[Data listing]
** start **
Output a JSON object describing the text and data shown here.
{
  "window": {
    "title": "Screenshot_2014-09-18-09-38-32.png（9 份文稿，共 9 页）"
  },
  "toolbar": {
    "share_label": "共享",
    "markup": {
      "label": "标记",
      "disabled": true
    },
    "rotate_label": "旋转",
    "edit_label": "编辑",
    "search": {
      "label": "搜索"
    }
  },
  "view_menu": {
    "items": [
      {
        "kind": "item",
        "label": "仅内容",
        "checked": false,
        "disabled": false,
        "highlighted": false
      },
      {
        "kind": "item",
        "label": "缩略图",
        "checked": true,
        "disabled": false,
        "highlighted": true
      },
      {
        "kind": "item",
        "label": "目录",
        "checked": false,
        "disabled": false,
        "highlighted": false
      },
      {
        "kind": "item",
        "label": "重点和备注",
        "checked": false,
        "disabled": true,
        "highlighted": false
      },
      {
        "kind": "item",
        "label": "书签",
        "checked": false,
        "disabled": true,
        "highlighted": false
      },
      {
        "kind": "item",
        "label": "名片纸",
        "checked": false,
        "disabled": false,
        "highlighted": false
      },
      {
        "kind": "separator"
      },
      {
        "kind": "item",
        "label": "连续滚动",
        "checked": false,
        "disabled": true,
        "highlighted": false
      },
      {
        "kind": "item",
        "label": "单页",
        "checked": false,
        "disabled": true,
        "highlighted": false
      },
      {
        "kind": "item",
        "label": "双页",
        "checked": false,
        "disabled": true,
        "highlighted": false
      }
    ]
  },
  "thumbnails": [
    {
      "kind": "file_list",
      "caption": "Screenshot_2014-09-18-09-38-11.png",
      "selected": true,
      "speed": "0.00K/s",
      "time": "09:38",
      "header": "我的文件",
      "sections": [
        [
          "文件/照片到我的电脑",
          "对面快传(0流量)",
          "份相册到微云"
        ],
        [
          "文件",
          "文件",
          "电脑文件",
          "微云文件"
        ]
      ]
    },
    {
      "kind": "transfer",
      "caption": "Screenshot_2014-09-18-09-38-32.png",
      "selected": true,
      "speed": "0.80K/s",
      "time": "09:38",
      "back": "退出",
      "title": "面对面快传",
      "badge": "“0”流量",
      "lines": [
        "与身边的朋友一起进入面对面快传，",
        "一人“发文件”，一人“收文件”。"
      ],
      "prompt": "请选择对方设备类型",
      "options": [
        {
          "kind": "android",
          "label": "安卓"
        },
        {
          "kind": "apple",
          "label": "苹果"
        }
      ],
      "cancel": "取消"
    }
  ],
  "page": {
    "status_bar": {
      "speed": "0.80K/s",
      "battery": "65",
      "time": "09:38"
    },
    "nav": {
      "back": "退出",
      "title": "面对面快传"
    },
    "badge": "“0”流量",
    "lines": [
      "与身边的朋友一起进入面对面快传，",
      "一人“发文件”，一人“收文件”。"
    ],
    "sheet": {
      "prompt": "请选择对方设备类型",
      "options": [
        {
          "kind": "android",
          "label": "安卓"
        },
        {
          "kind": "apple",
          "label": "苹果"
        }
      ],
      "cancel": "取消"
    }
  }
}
** end **
The exercise - Take each line of the material that contains the word "与身边的朋友一起进入面对面快传" and list it.

Written response -
        "与身边的朋友一起进入面对面快传，",
      "与身边的朋友一起进入面对面快传，",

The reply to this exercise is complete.